§ Data to process:
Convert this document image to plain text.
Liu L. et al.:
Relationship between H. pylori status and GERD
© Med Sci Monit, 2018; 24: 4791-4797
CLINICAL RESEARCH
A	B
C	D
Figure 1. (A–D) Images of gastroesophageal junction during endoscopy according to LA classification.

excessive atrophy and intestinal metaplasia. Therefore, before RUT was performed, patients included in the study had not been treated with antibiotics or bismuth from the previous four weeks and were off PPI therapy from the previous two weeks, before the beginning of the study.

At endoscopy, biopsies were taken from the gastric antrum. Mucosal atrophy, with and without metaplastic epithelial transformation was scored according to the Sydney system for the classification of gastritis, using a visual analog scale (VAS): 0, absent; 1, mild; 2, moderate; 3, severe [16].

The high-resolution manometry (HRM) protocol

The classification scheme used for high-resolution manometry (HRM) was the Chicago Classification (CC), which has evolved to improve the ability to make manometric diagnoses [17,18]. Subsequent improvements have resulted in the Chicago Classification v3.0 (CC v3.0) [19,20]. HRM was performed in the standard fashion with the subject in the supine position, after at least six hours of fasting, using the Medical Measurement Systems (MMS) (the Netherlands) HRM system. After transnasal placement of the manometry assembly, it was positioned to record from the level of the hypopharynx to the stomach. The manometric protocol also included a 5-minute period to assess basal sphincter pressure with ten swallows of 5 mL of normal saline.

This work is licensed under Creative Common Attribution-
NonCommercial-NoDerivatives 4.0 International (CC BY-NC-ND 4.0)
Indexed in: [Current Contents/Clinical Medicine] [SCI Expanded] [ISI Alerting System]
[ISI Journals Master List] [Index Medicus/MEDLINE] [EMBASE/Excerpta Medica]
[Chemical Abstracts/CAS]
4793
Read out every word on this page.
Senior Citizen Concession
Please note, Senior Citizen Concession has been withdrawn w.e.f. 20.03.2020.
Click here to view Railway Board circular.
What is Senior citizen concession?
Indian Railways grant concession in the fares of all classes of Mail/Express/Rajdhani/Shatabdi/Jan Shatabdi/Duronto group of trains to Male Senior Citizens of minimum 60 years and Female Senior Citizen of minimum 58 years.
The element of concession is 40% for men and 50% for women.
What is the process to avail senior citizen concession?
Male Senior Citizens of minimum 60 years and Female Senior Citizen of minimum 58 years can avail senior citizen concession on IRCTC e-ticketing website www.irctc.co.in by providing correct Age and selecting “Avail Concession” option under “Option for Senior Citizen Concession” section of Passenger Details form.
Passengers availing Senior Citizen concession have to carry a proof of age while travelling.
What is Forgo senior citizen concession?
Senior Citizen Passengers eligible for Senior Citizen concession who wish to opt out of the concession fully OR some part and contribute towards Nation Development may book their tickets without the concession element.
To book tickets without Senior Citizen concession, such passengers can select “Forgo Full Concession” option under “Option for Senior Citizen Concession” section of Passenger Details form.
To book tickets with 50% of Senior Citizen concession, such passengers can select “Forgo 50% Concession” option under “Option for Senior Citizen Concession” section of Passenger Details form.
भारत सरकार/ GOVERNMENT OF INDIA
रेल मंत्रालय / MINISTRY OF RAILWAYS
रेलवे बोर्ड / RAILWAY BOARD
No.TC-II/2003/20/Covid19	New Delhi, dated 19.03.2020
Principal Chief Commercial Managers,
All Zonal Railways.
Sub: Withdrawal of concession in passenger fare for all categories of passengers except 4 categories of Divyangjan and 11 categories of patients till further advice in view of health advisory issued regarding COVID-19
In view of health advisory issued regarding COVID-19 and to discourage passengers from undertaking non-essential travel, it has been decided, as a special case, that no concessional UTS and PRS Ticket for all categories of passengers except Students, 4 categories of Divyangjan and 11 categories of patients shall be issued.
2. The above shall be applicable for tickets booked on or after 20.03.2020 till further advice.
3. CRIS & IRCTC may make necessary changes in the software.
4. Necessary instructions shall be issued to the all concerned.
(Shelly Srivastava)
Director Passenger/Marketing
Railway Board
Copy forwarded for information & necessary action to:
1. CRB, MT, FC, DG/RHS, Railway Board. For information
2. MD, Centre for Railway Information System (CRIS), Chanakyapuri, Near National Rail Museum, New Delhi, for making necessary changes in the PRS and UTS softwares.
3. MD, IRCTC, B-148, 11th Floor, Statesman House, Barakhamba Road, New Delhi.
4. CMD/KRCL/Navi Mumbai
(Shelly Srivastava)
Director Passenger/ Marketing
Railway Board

§ Exercise aim: Above are the records. Copy every line in them holding "according".

§ Response:
Figure 1. (A–D) Images of gastroesophageal junction during endoscopy according to LA classification.
At endoscopy, biopsies were taken from the gastric antrum. Mucosal atrophy, with and without metaplastic epithelial transformation was scored according to the Sydney system for the classification of gastritis, using a visual analog scale (VAS): 0, absent; 1, mild; 2, moderate; 3, severe [16].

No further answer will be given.